Task requirements | Are you able to quote each entry exactly as written?

......

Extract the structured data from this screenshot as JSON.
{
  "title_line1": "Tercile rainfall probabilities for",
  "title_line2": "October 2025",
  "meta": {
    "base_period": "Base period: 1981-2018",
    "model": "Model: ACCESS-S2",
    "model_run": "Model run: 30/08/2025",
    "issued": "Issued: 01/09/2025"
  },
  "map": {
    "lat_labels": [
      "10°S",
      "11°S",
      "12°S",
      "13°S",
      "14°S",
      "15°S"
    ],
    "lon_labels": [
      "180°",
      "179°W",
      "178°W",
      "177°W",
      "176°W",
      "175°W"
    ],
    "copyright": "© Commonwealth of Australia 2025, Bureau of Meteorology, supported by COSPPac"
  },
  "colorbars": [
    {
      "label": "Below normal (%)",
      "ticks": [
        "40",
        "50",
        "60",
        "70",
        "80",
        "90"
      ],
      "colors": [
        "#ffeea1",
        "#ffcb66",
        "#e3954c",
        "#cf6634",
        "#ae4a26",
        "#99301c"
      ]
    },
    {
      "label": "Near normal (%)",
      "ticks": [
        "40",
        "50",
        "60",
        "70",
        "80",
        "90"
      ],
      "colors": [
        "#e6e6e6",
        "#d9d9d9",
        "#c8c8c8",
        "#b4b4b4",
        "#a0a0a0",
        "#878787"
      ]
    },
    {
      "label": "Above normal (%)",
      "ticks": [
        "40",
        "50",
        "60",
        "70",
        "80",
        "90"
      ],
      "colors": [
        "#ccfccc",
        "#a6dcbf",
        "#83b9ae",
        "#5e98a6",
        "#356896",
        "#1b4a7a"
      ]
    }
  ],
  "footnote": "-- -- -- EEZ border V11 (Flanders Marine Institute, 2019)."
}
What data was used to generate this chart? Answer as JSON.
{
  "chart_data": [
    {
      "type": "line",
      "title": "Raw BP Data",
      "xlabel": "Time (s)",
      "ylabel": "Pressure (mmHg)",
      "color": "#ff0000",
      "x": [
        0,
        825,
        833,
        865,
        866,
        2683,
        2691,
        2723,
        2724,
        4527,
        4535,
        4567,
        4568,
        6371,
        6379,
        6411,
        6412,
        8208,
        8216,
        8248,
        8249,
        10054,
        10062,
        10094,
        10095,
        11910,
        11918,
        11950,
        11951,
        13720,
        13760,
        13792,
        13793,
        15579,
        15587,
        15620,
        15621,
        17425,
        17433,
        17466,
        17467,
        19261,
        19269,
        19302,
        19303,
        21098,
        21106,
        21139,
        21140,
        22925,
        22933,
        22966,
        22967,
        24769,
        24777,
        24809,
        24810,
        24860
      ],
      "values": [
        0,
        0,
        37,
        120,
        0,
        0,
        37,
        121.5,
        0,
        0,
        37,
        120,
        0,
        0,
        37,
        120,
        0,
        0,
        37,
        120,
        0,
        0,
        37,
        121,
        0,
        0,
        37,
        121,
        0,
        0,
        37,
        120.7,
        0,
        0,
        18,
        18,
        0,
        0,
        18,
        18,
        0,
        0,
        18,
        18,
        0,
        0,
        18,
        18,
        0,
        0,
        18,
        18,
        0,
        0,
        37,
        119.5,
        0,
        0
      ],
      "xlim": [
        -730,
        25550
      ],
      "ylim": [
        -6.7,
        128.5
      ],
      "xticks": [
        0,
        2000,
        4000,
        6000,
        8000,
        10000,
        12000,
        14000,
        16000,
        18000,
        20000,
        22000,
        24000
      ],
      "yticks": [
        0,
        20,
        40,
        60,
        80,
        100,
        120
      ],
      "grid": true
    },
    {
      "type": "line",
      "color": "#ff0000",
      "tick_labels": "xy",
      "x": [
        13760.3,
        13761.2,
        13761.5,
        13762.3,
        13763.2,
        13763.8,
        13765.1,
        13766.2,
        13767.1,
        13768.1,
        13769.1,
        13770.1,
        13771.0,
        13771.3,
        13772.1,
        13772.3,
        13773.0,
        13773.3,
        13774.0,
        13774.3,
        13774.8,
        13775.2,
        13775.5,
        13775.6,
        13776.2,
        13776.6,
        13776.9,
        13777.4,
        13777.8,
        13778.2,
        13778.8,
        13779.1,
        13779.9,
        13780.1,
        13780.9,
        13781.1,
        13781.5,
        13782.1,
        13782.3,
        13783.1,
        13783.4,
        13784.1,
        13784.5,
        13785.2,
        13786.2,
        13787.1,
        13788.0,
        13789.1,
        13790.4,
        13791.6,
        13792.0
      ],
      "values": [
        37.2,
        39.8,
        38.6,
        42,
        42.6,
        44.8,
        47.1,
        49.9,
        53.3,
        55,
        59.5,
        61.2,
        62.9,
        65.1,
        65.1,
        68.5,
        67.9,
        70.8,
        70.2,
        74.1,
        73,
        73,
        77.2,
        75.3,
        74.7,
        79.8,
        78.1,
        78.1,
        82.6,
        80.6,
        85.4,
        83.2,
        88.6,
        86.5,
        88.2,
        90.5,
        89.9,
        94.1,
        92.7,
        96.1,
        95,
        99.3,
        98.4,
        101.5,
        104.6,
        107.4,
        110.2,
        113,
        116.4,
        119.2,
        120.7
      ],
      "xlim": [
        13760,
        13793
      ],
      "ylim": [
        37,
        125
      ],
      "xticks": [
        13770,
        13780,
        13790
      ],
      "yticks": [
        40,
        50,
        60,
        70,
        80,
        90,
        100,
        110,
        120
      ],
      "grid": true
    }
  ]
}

......

Solution below |
Extract the structured data from this screenshot as JSON.
{
  "title_line1": "Tercile rainfall probabilities for",
  "title_line2": "October 2025",
  "meta": {
    "base_period": "Base period: 1981-2018",
    "model": "Model: ACCESS-S2",
    "model_run": "Model run: 30/08/2025",
    "issued": "Issued: 01/09/2025"
  },
  "map": {
    "lat_labels": [
      "10°S",
      "11°S",
      "12°S",
      "13°S",
      "14°S",
      "15°S"
    ],
    "lon_labels": [
      "180°",
      "179°W",
      "178°W",
      "177°W",
      "176°W",
      "175°W"
    ],
    "copyright": "© Commonwealth of Australia 2025, Bureau of Meteorology, supported by COSPPac"
  },
  "colorbars": [
    {
      "label": "Below normal (%)",
      "ticks": [
        "40",
        "50",
        "60",
        "70",
        "80",
        "90"
      ],
      "colors": [
        "#ffeea1",
        "#ffcb66",
        "#e3954c",
        "#cf6634",
        "#ae4a26",
        "#99301c"
      ]
    },
    {
      "label": "Near normal (%)",
      "ticks": [
        "40",
        "50",
        "60",
        "70",
        "80",
        "90"
      ],
      "colors": [
        "#e6e6e6",
        "#d9d9d9",
        "#c8c8c8",
        "#b4b4b4",
        "#a0a0a0",
        "#878787"
      ]
    },
    {
      "label": "Above normal (%)",
      "ticks": [
        "40",
        "50",
        "60",
        "70",
        "80",
        "90"
      ],
      "colors": [
        "#ccfccc",
        "#a6dcbf",
        "#83b9ae",
        "#5e98a6",
        "#356896",
        "#1b4a7a"
      ]
    }
  ],
  "footnote": "-- -- -- EEZ border V11 (Flanders Marine Institute, 2019)."
}
What data was used to generate this chart? Answer as JSON.
{
  "chart_data": [
    {
      "type": "line",
      "title": "Raw BP Data",
      "xlabel": "Time (s)",
      "ylabel": "Pressure (mmHg)",
      "color": "#ff0000",
      "x": [
        0,
        825,
        833,
        865,
        866,
        2683,
        2691,
        2723,
        2724,
        4527,
        4535,
        4567,
        4568,
        6371,
        6379,
        6411,
        6412,
        8208,
        8216,
        8248,
        8249,
        10054,
        10062,
        10094,
        10095,
        11910,
        11918,
        11950,
        11951,
        13720,
        13760,
        13792,
        13793,
        15579,
        15587,
        15620,
        15621,
        17425,
        17433,
        17466,
        17467,
        19261,
        19269,
        19302,
        19303,
        21098,
        21106,
        21139,
        21140,
        22925,
        22933,
        22966,
        22967,
        24769,
        24777,
        24809,
        24810,
        24860
      ],
      "values": [
        0,
        0,
        37,
        120,
        0,
        0,
        37,
        121.5,
        0,
        0,
        37,
        120,
        0,
        0,
        37,
        120,
        0,
        0,
        37,
        120,
        0,
        0,
        37,
        121,
        0,
        0,
        37,
        121,
        0,
        0,
        37,
        120.7,
        0,
        0,
        18,
        18,
        0,
        0,
        18,
        18,
        0,
        0,
        18,
        18,
        0,
        0,
        18,
        18,
        0,
        0,
        18,
        18,
        0,
        0,
        37,
        119.5,
        0,
        0
      ],
      "xlim": [
        -730,
        25550
      ],
      "ylim": [
        -6.7,
        128.5
      ],
      "xticks": [
        0,
        2000,
        4000,
        6000,
        8000,
        10000,
        12000,
        14000,
        16000,
        18000,
        20000,
        22000,
        24000
      ],
      "yticks": [
        0,
        20,
        40,
        60,
        80,
        100,
        120
      ],
      "grid": true
    },
    {
      "type": "line",
      "color": "#ff0000",
      "tick_labels": "xy",
      "x": [
        13760.3,
        13761.2,
        13761.5,
        13762.3,
        13763.2,
        13763.8,
        13765.1,
        13766.2,
        13767.1,
        13768.1,
        13769.1,
        13770.1,
        13771.0,
        13771.3,
        13772.1,
        13772.3,
        13773.0,
        13773.3,
        13774.0,
        13774.3,
        13774.8,
        13775.2,
        13775.5,
        13775.6,
        13776.2,
        13776.6,
        13776.9,
        13777.4,
        13777.8,
        13778.2,
        13778.8,
        13779.1,
        13779.9,
        13780.1,
        13780.9,
        13781.1,
        13781.5,
        13782.1,
        13782.3,
        13783.1,
        13783.4,
        13784.1,
        13784.5,
        13785.2,
        13786.2,
        13787.1,
        13788.0,
        13789.1,
        13790.4,
        13791.6,
        13792.0
      ],
      "values": [
        37.2,
        39.8,
        38.6,
        42,
        42.6,
        44.8,
        47.1,
        49.9,
        53.3,
        55,
        59.5,
        61.2,
        62.9,
        65.1,
        65.1,
        68.5,
        67.9,
        70.8,
        70.2,
        74.1,
        73,
        73,
        77.2,
        75.3,
        74.7,
        79.8,
        78.1,
        78.1,
        82.6,
        80.6,
        85.4,
        83.2,
        88.6,
        86.5,
        88.2,
        90.5,
        89.9,
        94.1,
        92.7,
        96.1,
        95,
        99.3,
        98.4,
        101.5,
        104.6,
        107.4,
        110.2,
        113,
        116.4,
        119.2,
        120.7
      ],
      "xlim": [
        13760,
        13793
      ],
      "ylim": [
        37,
        125
      ],
      "xticks": [
        13770,
        13780,
        13790
      ],
      "yticks": [
        40,
        50,
        60,
        70,
        80,
        90,
        100,
        110,
        120
      ],
      "grid": true
    }
  ]
}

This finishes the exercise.